◆ CHALLENGE
Update the entries below by replacing each "window-controls" with "window-buttons" and leaving everything else unchanged. Omit the pictures from your answer.

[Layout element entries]
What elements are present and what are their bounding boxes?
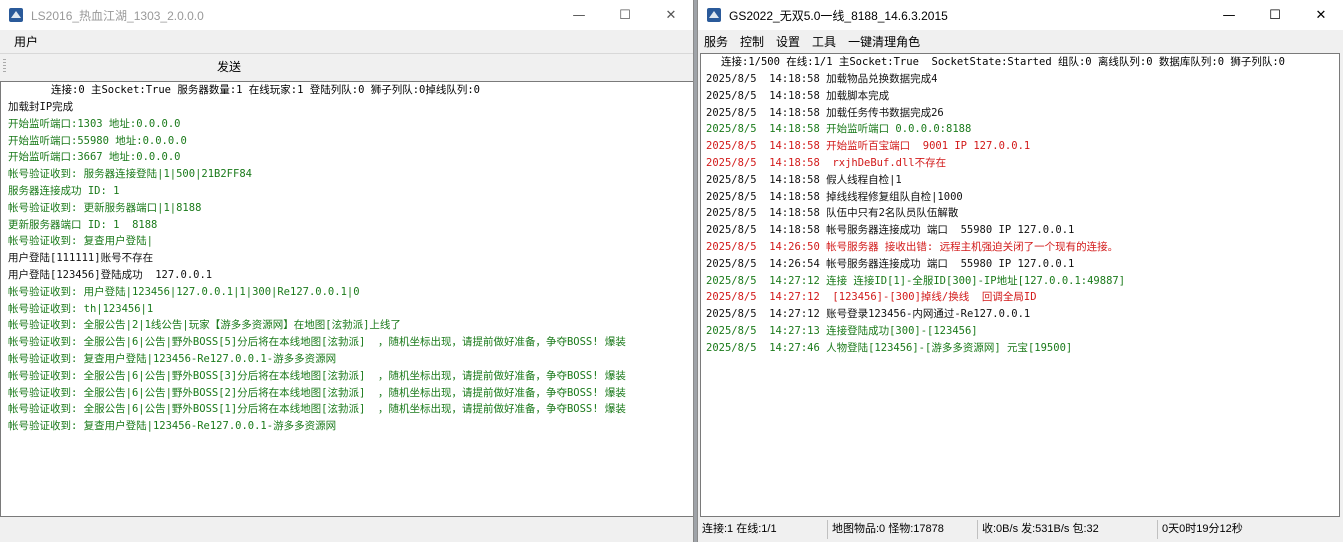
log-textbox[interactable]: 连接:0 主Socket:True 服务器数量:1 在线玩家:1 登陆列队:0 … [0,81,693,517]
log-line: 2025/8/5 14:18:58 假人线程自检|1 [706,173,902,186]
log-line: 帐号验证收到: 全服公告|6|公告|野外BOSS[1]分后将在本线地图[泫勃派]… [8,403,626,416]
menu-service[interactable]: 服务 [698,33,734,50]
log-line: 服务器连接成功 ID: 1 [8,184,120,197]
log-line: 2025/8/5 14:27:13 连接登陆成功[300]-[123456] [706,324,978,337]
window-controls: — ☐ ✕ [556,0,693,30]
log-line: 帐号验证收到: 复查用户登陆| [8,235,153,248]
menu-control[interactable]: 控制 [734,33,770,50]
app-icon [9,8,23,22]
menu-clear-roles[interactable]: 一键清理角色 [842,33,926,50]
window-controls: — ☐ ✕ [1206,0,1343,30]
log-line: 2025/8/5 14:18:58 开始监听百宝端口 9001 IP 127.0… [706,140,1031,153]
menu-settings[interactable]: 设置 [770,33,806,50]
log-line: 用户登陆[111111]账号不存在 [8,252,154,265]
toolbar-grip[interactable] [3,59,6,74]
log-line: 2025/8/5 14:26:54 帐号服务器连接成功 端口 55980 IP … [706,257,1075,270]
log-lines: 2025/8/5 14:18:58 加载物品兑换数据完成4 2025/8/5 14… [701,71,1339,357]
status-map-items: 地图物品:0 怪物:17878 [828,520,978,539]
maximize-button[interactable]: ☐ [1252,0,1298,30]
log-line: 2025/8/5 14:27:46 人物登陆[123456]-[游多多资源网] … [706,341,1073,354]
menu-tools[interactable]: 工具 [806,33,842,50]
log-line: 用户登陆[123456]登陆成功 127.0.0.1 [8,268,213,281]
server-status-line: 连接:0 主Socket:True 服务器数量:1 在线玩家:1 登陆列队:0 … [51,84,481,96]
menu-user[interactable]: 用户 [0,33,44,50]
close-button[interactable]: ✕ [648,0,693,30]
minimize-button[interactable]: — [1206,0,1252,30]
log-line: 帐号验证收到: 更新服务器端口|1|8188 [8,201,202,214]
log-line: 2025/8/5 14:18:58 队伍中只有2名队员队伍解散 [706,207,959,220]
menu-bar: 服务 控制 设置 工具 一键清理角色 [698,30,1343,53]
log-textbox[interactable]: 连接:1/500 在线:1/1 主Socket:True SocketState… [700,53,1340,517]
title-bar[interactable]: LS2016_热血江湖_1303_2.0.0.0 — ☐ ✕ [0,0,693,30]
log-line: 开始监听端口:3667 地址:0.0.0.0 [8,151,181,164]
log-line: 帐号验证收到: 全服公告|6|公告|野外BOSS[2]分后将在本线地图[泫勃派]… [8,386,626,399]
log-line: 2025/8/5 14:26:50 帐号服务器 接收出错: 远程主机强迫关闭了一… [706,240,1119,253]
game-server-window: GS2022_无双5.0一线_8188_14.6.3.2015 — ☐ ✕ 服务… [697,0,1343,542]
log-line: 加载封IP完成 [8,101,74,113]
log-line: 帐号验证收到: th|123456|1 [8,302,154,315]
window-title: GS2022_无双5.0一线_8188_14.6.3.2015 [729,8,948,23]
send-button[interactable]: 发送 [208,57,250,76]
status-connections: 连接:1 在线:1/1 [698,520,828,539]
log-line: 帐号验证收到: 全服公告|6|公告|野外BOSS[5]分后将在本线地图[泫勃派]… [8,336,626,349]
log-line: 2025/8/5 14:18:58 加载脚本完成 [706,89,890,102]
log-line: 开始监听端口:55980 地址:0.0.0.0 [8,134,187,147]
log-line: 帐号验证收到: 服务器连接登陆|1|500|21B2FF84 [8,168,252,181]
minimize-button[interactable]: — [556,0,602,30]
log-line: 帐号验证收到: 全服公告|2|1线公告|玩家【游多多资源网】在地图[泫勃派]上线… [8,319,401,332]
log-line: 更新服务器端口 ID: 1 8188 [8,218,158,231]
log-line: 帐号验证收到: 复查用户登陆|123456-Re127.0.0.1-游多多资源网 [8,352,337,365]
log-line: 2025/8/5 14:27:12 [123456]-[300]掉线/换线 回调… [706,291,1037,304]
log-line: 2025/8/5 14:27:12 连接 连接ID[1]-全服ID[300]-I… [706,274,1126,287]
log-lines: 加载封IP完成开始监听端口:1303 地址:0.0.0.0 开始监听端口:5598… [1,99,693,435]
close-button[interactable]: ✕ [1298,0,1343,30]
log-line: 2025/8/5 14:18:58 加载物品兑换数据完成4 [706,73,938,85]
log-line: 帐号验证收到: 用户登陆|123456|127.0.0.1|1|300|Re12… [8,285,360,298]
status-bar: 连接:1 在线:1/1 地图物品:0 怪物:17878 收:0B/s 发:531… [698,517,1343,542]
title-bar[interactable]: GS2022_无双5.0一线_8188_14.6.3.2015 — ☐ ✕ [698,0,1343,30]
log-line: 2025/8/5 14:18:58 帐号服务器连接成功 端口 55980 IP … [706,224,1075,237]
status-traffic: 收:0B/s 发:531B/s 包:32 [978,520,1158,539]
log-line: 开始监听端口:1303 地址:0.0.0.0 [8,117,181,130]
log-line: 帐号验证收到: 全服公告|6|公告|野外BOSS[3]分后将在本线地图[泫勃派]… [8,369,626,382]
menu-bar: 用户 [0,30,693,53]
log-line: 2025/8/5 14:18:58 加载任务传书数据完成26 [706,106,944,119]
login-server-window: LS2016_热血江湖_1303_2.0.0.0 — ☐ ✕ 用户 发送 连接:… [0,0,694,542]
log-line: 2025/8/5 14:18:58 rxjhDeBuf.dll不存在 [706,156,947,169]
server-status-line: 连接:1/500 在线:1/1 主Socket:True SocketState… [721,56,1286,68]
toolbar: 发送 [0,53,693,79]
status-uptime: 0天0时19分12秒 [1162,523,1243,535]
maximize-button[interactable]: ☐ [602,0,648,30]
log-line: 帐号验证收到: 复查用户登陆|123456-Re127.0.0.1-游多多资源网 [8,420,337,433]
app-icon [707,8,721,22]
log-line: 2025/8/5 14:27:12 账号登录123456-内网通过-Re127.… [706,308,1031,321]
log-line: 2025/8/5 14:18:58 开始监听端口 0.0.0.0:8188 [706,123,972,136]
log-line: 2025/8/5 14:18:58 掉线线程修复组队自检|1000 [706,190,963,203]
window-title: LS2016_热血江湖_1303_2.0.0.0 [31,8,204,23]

◆ TASK OUTPUT
What elements are present and what are their bounding boxes?
log-textbox[interactable]: 连接:0 主Socket:True 服务器数量:1 在线玩家:1 登陆列队:0 … [0,81,693,517]
log-line: 2025/8/5 14:18:58 假人线程自检|1 [706,173,902,186]
log-line: 帐号验证收到: 全服公告|6|公告|野外BOSS[1]分后将在本线地图[泫勃派]… [8,403,626,416]
menu-service[interactable]: 服务 [698,33,734,50]
log-line: 服务器连接成功 ID: 1 [8,184,120,197]
log-line: 2025/8/5 14:27:13 连接登陆成功[300]-[123456] [706,324,978,337]
window-buttons: — ☐ ✕ [556,0,693,30]
log-line: 帐号验证收到: 复查用户登陆| [8,235,153,248]
menu-control[interactable]: 控制 [734,33,770,50]
app-icon [9,8,23,22]
menu-clear-roles[interactable]: 一键清理角色 [842,33,926,50]
window-buttons: — ☐ ✕ [1206,0,1343,30]
log-line: 2025/8/5 14:18:58 开始监听百宝端口 9001 IP 127.0… [706,140,1031,153]
menu-settings[interactable]: 设置 [770,33,806,50]
log-line: 用户登陆[111111]账号不存在 [8,252,154,265]
toolbar-grip[interactable] [3,59,6,74]
log-line: 2025/8/5 14:26:54 帐号服务器连接成功 端口 55980 IP … [706,257,1075,270]
log-lines: 2025/8/5 14:18:58 加载物品兑换数据完成4 2025/8/5 14… [701,71,1339,357]
status-map-items: 地图物品:0 怪物:17878 [828,520,978,539]
maximize-button[interactable]: ☐ [1252,0,1298,30]
log-line: 2025/8/5 14:27:46 人物登陆[123456]-[游多多资源网] … [706,341,1073,354]
menu-tools[interactable]: 工具 [806,33,842,50]
log-line: 用户登陆[123456]登陆成功 127.0.0.1 [8,268,213,281]
server-status-line: 连接:0 主Socket:True 服务器数量:1 在线玩家:1 登陆列队:0 … [51,84,481,96]
menu-user[interactable]: 用户 [0,33,44,50]
close-button[interactable]: ✕ [648,0,693,30]
minimize-button[interactable]: — [1206,0,1252,30]
log-line: 帐号验证收到: 更新服务器端口|1|8188 [8,201,202,214]
log-line: 2025/8/5 14:18:58 队伍中只有2名队员队伍解散 [706,207,959,220]
menu-bar: 服务 控制 设置 工具 一键清理角色 [698,30,1343,53]
log-textbox[interactable]: 连接:1/500 在线:1/1 主Socket:True SocketState… [700,53,1340,517]
title-bar[interactable]: LS2016_热血江湖_1303_2.0.0.0 — ☐ ✕ [0,0,693,30]
log-line: 开始监听端口:3667 地址:0.0.0.0 [8,151,181,164]
log-line: 帐号验证收到: 全服公告|6|公告|野外BOSS[2]分后将在本线地图[泫勃派]… [8,386,626,399]
log-line: 2025/8/5 14:26:50 帐号服务器 接收出错: 远程主机强迫关闭了一… [706,240,1119,253]
game-server-window: GS2022_无双5.0一线_8188_14.6.3.2015 — ☐ ✕ 服务… [697,0,1343,542]
log-line: 加载封IP完成 [8,101,74,113]
log-line: 帐号验证收到: th|123456|1 [8,302,154,315]
window-title: GS2022_无双5.0一线_8188_14.6.3.2015 [729,8,948,23]
send-button[interactable]: 发送 [208,57,250,76]
status-connections: 连接:1 在线:1/1 [698,520,828,539]
log-line: 帐号验证收到: 全服公告|6|公告|野外BOSS[5]分后将在本线地图[泫勃派]… [8,336,626,349]
log-line: 2025/8/5 14:18:58 加载脚本完成 [706,89,890,102]
log-line: 开始监听端口:55980 地址:0.0.0.0 [8,134,187,147]
log-line: 帐号验证收到: 服务器连接登陆|1|500|21B2FF84 [8,168,252,181]
minimize-button[interactable]: — [556,0,602,30]
log-line: 帐号验证收到: 全服公告|2|1线公告|玩家【游多多资源网】在地图[泫勃派]上线… [8,319,401,332]
log-line: 更新服务器端口 ID: 1 8188 [8,218,158,231]
log-line: 帐号验证收到: 复查用户登陆|123456-Re127.0.0.1-游多多资源网 [8,352,337,365]
log-line: 2025/8/5 14:27:12 [123456]-[300]掉线/换线 回调… [706,291,1037,304]
log-line: 2025/8/5 14:27:12 连接 连接ID[1]-全服ID[300]-I… [706,274,1126,287]
log-lines: 加载封IP完成开始监听端口:1303 地址:0.0.0.0 开始监听端口:5598… [1,99,693,435]
close-button[interactable]: ✕ [1298,0,1343,30]
log-line: 2025/8/5 14:18:58 加载物品兑换数据完成4 [706,73,938,85]
log-line: 帐号验证收到: 用户登陆|123456|127.0.0.1|1|300|Re12… [8,285,360,298]
status-bar: 连接:1 在线:1/1 地图物品:0 怪物:17878 收:0B/s 发:531… [698,517,1343,542]
title-bar[interactable]: GS2022_无双5.0一线_8188_14.6.3.2015 — ☐ ✕ [698,0,1343,30]
log-line: 2025/8/5 14:18:58 帐号服务器连接成功 端口 55980 IP … [706,224,1075,237]
status-traffic: 收:0B/s 发:531B/s 包:32 [978,520,1158,539]
log-line: 开始监听端口:1303 地址:0.0.0.0 [8,117,181,130]
log-line: 帐号验证收到: 全服公告|6|公告|野外BOSS[3]分后将在本线地图[泫勃派]… [8,369,626,382]
menu-bar: 用户 [0,30,693,53]
log-line: 2025/8/5 14:18:58 加载任务传书数据完成26 [706,106,944,119]
login-server-window: LS2016_热血江湖_1303_2.0.0.0 — ☐ ✕ 用户 发送 连接:… [0,0,694,542]
log-line: 2025/8/5 14:18:58 rxjhDeBuf.dll不存在 [706,156,947,169]
server-status-line: 连接:1/500 在线:1/1 主Socket:True SocketState… [721,56,1286,68]
toolbar: 发送 [0,53,693,79]
status-uptime: 0天0时19分12秒 [1162,523,1243,535]
maximize-button[interactable]: ☐ [602,0,648,30]
log-line: 帐号验证收到: 复查用户登陆|123456-Re127.0.0.1-游多多资源网 [8,420,337,433]
app-icon [707,8,721,22]
log-line: 2025/8/5 14:27:12 账号登录123456-内网通过-Re127.… [706,308,1031,321]
log-line: 2025/8/5 14:18:58 开始监听端口 0.0.0.0:8188 [706,123,972,136]
log-line: 2025/8/5 14:18:58 掉线线程修复组队自检|1000 [706,190,963,203]
window-title: LS2016_热血江湖_1303_2.0.0.0 [31,8,204,23]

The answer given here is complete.